Article -
>> START

Inartful and ill-advised as the words were, however, they also spoke to a justifiable deep frustration within the US military in Afghanistan and contained a degree of truth about Obama's civilian officials that made the famously thin-skinned President decidedly uncomfortable.

I'm glad someone said it.

Team America, of course, was a bit dismissive of Obama himself and that cannot have gone down well with the self-regarding occupant of the Oval Office. Even more difficult to take must have been the warm words they had for Hillary Clinton, his Secretary of State, who large numbers of Democrats and even many Republicans now wish had prevailed in 2008.

Obama will find a way to get Hillary.  Maybe an amorous male intern with a mother complex...

It has not escaped the attention of the anti-war Left that although firing McChrystal was justified as a way of asserting civilian control over the military, the result is the opposite. Petraeus is a much more popular figure than Obama and has deeper ties across the full spectrum of the Washington establishment than any general since Colin Powell (who, incidentally, Obama consulted about firing McChrystal).

>> END

Data extract -
>> START

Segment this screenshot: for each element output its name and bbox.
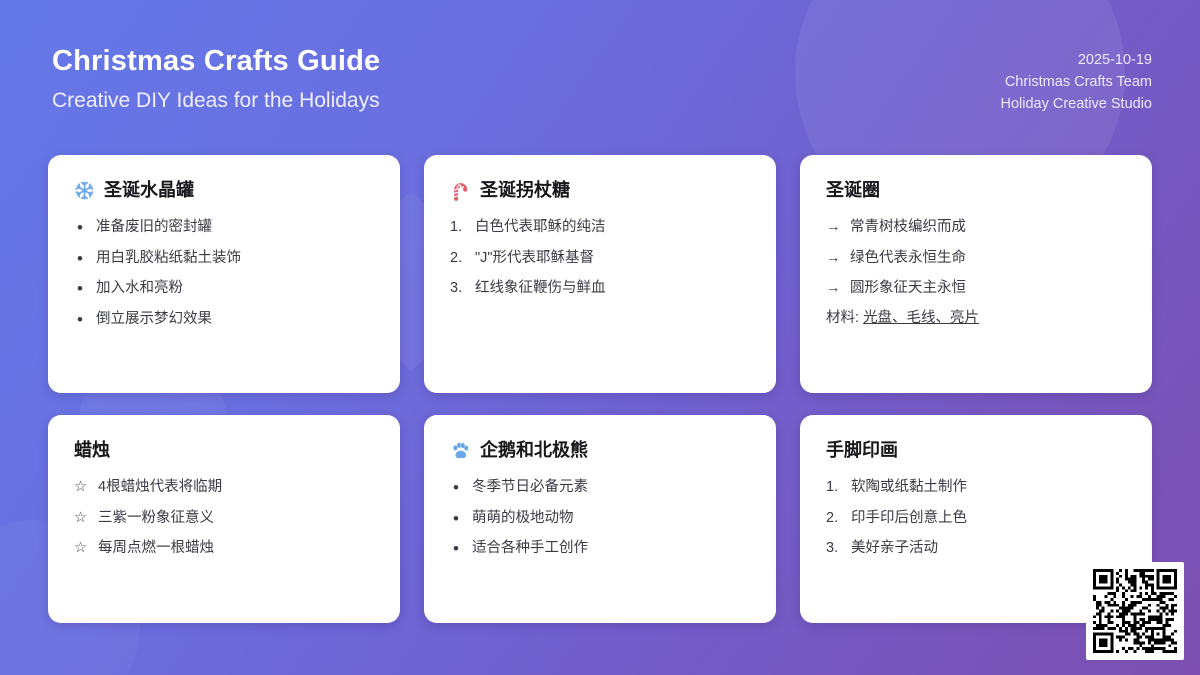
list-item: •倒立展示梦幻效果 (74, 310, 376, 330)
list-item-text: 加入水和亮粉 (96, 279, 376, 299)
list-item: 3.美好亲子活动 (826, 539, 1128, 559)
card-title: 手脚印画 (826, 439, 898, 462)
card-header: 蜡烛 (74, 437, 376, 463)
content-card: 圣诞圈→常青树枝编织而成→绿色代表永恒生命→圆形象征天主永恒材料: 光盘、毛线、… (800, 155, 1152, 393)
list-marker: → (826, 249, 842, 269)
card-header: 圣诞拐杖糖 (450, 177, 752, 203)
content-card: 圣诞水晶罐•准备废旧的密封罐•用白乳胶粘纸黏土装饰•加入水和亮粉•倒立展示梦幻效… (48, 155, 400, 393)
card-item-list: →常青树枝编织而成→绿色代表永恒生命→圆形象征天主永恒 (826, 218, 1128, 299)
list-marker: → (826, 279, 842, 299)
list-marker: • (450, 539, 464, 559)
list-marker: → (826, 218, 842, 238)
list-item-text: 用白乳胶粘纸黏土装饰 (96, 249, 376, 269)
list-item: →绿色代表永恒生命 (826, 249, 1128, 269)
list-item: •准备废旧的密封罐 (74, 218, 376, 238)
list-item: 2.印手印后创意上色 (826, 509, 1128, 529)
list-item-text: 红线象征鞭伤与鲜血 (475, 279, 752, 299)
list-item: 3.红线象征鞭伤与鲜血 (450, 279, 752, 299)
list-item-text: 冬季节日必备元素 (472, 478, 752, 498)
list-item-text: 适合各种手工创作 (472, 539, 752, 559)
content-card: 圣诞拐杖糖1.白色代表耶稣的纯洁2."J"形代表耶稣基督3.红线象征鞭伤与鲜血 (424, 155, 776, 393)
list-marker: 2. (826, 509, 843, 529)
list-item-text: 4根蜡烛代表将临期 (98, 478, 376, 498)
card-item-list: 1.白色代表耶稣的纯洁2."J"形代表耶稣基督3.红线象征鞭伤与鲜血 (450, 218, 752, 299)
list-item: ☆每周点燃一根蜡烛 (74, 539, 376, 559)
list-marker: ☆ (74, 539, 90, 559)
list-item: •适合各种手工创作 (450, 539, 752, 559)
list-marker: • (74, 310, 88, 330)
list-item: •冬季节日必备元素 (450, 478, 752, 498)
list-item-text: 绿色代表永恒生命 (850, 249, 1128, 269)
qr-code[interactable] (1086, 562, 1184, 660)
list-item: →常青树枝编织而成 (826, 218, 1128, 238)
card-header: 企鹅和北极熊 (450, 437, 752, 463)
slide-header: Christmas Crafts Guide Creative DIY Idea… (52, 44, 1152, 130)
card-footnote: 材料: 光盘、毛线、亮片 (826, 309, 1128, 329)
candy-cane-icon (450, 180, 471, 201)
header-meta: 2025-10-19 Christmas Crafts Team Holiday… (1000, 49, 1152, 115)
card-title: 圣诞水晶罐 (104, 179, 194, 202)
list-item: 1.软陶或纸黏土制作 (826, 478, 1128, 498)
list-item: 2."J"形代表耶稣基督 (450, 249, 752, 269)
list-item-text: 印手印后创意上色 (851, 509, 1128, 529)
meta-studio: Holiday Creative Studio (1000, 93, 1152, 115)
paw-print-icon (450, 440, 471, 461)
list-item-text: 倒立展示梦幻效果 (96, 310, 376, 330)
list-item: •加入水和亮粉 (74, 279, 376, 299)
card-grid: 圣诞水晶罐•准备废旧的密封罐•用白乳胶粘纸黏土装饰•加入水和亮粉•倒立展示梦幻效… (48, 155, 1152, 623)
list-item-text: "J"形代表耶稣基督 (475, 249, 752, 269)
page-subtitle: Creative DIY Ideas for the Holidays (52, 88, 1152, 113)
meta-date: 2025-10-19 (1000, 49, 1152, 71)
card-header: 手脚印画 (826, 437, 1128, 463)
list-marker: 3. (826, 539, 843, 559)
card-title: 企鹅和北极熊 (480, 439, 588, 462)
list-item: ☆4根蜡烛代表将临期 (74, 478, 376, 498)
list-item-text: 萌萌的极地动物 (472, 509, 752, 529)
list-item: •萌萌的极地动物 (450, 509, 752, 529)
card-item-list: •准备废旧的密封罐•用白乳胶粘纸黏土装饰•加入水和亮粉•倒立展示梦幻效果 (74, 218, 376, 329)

>> END

Set tasks -
a. Please rewrite the paragraph of the article about the McChrystal firing that begins "It has not escaped the attention" as a short bulleted list that keeps its main facts.
b. According to the article about the McChrystal firing, whom did Obama consult about the firing?
c. Write the next paragraph of the article about the McChrystal firing, starting after its final sentence.

Written answers -
a.
- The anti-war Left has noticed that firing McChrystal, though justified as asserting civilian control over the military, produced the opposite result.
- Petraeus is much more popular than Obama.
- Petraeus has deeper ties across the full spectrum of the Washington establishment than any general since Colin Powell.
- Obama consulted Colin Powell about firing McChrystal.

b. Colin Powell.

c.
The reality is that Petraeus can pretty much do what he wants now. Obama probably wouldn't sack him if he kneed Biden in the groin. Petraeus, as was his acolyte McChrystal, is rightly sceptical about Obama's promise to start withdrawing troops from July 2011.

The Obama, Clinton, Petraeus axis will be the most fascinating to watch in the coming two years...unless one or more resign.

So Obama would do well to avoid congratulating himself on winning last week's news cycle by brutally ending McChrystal's illustrious career. He has further alienated the broader military constituency and done nothing to curtail the in-fighting among his top foreign policy officials...

COMMENT:  What an endorsement.  What visitor from Mars would know that Obama was seen as a near- godlike figure less than two years ago.  Now, as it was reported, his first question upon arriving in Canada for the G-20 was where the good golf courses were.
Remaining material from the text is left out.